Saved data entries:
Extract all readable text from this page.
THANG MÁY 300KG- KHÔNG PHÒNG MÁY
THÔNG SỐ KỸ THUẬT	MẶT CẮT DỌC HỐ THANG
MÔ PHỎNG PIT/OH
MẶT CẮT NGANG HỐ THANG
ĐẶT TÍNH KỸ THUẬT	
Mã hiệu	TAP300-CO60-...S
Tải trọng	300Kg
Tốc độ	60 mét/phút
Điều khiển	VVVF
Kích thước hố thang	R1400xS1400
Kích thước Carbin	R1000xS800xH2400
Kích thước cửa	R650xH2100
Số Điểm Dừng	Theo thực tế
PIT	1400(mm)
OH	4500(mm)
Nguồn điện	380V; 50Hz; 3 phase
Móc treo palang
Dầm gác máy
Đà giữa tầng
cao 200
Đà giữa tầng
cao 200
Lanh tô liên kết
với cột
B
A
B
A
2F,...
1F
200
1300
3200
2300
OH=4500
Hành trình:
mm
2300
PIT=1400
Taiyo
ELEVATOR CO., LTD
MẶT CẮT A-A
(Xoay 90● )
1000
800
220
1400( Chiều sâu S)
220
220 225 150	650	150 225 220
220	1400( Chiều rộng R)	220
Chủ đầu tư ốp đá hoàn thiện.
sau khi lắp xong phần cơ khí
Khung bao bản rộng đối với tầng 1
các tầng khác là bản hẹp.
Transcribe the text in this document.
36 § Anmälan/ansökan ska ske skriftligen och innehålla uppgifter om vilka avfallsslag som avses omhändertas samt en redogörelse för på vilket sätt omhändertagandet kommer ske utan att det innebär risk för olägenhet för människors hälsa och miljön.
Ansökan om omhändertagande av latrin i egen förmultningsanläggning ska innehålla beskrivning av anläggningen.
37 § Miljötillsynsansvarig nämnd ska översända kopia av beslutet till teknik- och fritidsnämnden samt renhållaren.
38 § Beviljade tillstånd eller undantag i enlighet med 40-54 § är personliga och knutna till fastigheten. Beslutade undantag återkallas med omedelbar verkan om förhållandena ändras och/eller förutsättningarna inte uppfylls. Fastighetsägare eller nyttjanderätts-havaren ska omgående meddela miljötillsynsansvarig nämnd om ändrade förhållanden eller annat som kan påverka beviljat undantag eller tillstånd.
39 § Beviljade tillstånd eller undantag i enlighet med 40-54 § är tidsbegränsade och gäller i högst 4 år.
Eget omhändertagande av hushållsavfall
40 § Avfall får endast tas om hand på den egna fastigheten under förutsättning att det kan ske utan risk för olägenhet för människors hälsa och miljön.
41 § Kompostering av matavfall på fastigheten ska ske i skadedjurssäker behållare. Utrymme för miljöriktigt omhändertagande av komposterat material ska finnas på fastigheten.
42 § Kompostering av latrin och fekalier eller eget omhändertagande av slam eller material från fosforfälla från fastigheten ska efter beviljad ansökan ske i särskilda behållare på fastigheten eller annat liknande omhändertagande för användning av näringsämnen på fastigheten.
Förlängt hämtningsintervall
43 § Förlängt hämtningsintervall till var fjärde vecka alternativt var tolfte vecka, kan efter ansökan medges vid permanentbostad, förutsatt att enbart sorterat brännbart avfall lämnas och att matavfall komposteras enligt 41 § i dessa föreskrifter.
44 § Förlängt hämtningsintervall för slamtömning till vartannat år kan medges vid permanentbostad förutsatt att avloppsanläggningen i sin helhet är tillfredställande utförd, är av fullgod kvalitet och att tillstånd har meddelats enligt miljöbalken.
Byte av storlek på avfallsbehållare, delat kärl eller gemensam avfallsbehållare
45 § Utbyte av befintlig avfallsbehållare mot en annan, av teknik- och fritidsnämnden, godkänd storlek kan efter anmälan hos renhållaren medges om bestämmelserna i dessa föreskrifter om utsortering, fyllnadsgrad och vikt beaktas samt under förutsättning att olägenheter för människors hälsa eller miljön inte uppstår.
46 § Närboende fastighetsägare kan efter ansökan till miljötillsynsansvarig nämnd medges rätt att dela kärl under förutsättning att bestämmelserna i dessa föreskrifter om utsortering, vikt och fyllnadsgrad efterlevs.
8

» STATED EXERCISE: Copy out each record exactly as given, omitting none.

» TASK ANSWER:
Extract all readable text from this page.
THANG MÁY 300KG- KHÔNG PHÒNG MÁY
THÔNG SỐ KỸ THUẬT	MẶT CẮT DỌC HỐ THANG
MÔ PHỎNG PIT/OH
MẶT CẮT NGANG HỐ THANG
ĐẶT TÍNH KỸ THUẬT	
Mã hiệu	TAP300-CO60-...S
Tải trọng	300Kg
Tốc độ	60 mét/phút
Điều khiển	VVVF
Kích thước hố thang	R1400xS1400
Kích thước Carbin	R1000xS800xH2400
Kích thước cửa	R650xH2100
Số Điểm Dừng	Theo thực tế
PIT	1400(mm)
OH	4500(mm)
Nguồn điện	380V; 50Hz; 3 phase
Móc treo palang
Dầm gác máy
Đà giữa tầng
cao 200
Đà giữa tầng
cao 200
Lanh tô liên kết
với cột
B
A
B
A
2F,...
1F
200
1300
3200
2300
OH=4500
Hành trình:
mm
2300
PIT=1400
Taiyo
ELEVATOR CO., LTD
MẶT CẮT A-A
(Xoay 90● )
1000
800
220
1400( Chiều sâu S)
220
220 225 150	650	150 225 220
220	1400( Chiều rộng R)	220
Chủ đầu tư ốp đá hoàn thiện.
sau khi lắp xong phần cơ khí
Khung bao bản rộng đối với tầng 1
các tầng khác là bản hẹp.
Transcribe the text in this document.
36 § Anmälan/ansökan ska ske skriftligen och innehålla uppgifter om vilka avfallsslag som avses omhändertas samt en redogörelse för på vilket sätt omhändertagandet kommer ske utan att det innebär risk för olägenhet för människors hälsa och miljön.
Ansökan om omhändertagande av latrin i egen förmultningsanläggning ska innehålla beskrivning av anläggningen.
37 § Miljötillsynsansvarig nämnd ska översända kopia av beslutet till teknik- och fritidsnämnden samt renhållaren.
38 § Beviljade tillstånd eller undantag i enlighet med 40-54 § är personliga och knutna till fastigheten. Beslutade undantag återkallas med omedelbar verkan om förhållandena ändras och/eller förutsättningarna inte uppfylls. Fastighetsägare eller nyttjanderätts-havaren ska omgående meddela miljötillsynsansvarig nämnd om ändrade förhållanden eller annat som kan påverka beviljat undantag eller tillstånd.
39 § Beviljade tillstånd eller undantag i enlighet med 40-54 § är tidsbegränsade och gäller i högst 4 år.
Eget omhändertagande av hushållsavfall
40 § Avfall får endast tas om hand på den egna fastigheten under förutsättning att det kan ske utan risk för olägenhet för människors hälsa och miljön.
41 § Kompostering av matavfall på fastigheten ska ske i skadedjurssäker behållare. Utrymme för miljöriktigt omhändertagande av komposterat material ska finnas på fastigheten.
42 § Kompostering av latrin och fekalier eller eget omhändertagande av slam eller material från fosforfälla från fastigheten ska efter beviljad ansökan ske i särskilda behållare på fastigheten eller annat liknande omhändertagande för användning av näringsämnen på fastigheten.
Förlängt hämtningsintervall
43 § Förlängt hämtningsintervall till var fjärde vecka alternativt var tolfte vecka, kan efter ansökan medges vid permanentbostad, förutsatt att enbart sorterat brännbart avfall lämnas och att matavfall komposteras enligt 41 § i dessa föreskrifter.
44 § Förlängt hämtningsintervall för slamtömning till vartannat år kan medges vid permanentbostad förutsatt att avloppsanläggningen i sin helhet är tillfredställande utförd, är av fullgod kvalitet och att tillstånd har meddelats enligt miljöbalken.
Byte av storlek på avfallsbehållare, delat kärl eller gemensam avfallsbehållare
45 § Utbyte av befintlig avfallsbehållare mot en annan, av teknik- och fritidsnämnden, godkänd storlek kan efter anmälan hos renhållaren medges om bestämmelserna i dessa föreskrifter om utsortering, fyllnadsgrad och vikt beaktas samt under förutsättning att olägenheter för människors hälsa eller miljön inte uppstår.
46 § Närboende fastighetsägare kan efter ansökan till miljötillsynsansvarig nämnd medges rätt att dela kärl under förutsättning att bestämmelserna i dessa föreskrifter om utsortering, vikt och fyllnadsgrad efterlevs.
8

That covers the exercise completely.